Extracted records:

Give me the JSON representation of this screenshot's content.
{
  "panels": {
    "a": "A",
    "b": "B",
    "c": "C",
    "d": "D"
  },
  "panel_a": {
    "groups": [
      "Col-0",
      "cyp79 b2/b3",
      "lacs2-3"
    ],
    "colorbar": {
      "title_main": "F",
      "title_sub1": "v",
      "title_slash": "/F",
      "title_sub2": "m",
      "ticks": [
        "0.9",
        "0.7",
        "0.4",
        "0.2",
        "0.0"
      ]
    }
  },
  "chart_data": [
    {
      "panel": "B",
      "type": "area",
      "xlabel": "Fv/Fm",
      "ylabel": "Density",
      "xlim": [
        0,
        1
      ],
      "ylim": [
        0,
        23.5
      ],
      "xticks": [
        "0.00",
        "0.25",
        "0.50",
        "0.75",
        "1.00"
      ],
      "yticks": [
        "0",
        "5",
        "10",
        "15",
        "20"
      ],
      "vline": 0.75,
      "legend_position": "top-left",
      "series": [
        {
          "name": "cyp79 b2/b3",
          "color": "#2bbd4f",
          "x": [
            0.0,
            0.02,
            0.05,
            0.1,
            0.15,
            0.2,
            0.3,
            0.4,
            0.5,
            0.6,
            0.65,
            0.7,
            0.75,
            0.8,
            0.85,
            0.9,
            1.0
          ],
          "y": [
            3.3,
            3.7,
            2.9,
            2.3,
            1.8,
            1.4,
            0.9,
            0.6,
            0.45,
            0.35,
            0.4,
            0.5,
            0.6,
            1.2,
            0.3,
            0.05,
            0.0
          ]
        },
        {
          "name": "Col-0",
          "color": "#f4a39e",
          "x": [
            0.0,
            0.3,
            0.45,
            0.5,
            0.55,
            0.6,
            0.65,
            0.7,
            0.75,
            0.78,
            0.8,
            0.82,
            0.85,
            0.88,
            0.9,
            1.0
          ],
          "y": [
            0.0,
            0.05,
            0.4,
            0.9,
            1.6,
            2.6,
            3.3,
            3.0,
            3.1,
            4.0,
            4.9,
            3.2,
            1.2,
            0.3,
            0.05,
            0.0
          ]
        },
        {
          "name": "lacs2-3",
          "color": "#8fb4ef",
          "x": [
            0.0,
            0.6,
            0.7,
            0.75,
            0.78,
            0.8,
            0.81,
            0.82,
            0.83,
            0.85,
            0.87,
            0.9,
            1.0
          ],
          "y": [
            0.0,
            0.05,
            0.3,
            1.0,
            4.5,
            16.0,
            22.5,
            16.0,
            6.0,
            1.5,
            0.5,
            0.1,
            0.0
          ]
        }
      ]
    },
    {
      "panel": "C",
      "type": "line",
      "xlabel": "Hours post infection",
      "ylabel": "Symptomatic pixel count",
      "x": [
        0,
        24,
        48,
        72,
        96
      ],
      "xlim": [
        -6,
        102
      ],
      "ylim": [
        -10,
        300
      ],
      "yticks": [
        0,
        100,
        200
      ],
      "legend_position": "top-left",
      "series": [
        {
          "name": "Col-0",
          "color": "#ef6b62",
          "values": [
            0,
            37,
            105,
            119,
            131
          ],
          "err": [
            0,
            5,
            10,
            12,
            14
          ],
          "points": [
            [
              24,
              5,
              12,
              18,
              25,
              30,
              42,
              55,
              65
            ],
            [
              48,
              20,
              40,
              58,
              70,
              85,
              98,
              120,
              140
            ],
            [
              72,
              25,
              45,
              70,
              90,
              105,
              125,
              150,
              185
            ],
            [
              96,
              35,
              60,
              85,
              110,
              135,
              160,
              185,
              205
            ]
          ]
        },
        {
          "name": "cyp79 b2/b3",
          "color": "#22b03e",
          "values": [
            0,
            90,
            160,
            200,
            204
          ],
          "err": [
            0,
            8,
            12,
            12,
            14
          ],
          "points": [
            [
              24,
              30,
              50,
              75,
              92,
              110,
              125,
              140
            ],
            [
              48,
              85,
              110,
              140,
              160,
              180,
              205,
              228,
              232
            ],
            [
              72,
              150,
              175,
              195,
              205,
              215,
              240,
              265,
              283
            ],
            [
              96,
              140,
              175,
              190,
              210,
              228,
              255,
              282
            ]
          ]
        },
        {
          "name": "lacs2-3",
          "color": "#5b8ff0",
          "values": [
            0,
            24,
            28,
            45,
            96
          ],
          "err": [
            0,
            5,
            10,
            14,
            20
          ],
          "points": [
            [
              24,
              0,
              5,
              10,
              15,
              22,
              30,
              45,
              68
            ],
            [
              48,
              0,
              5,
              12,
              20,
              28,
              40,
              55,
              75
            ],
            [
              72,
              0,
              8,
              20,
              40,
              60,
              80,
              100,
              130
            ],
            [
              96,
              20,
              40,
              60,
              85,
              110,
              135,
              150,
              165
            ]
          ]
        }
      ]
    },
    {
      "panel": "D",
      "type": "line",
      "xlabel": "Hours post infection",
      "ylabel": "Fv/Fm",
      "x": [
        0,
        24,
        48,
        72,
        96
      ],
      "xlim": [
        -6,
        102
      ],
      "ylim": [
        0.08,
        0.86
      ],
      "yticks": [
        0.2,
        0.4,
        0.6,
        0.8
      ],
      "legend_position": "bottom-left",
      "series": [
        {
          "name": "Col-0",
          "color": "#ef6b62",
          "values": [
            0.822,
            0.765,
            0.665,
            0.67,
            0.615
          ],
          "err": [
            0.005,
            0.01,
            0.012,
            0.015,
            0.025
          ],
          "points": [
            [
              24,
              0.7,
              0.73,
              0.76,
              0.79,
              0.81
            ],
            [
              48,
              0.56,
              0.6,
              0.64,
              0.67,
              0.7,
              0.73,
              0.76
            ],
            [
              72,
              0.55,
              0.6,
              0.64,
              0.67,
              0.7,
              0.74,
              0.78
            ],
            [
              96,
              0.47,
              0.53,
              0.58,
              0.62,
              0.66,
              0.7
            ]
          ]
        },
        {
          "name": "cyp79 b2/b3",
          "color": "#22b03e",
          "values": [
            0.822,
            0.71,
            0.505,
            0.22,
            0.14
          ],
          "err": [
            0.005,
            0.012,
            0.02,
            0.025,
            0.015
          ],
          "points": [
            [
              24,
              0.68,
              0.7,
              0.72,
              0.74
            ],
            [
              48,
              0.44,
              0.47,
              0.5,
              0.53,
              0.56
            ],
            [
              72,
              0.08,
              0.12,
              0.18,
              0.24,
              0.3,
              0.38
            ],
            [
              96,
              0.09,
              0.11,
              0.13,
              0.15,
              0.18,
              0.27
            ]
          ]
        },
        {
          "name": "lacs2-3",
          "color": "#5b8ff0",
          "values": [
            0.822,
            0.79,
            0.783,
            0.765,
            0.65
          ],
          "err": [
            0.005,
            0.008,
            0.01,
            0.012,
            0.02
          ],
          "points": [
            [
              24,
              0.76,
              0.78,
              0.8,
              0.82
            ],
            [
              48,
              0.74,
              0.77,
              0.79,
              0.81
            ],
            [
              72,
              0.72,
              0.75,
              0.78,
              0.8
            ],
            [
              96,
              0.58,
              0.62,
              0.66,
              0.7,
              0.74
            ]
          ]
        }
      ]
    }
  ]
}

Description of the task:
Copy out the lines in which the string "ylabel" appears.

Correct response:
      "ylabel": "Density",
      "ylabel": "Symptomatic pixel count",
      "ylabel": "Fv/Fm",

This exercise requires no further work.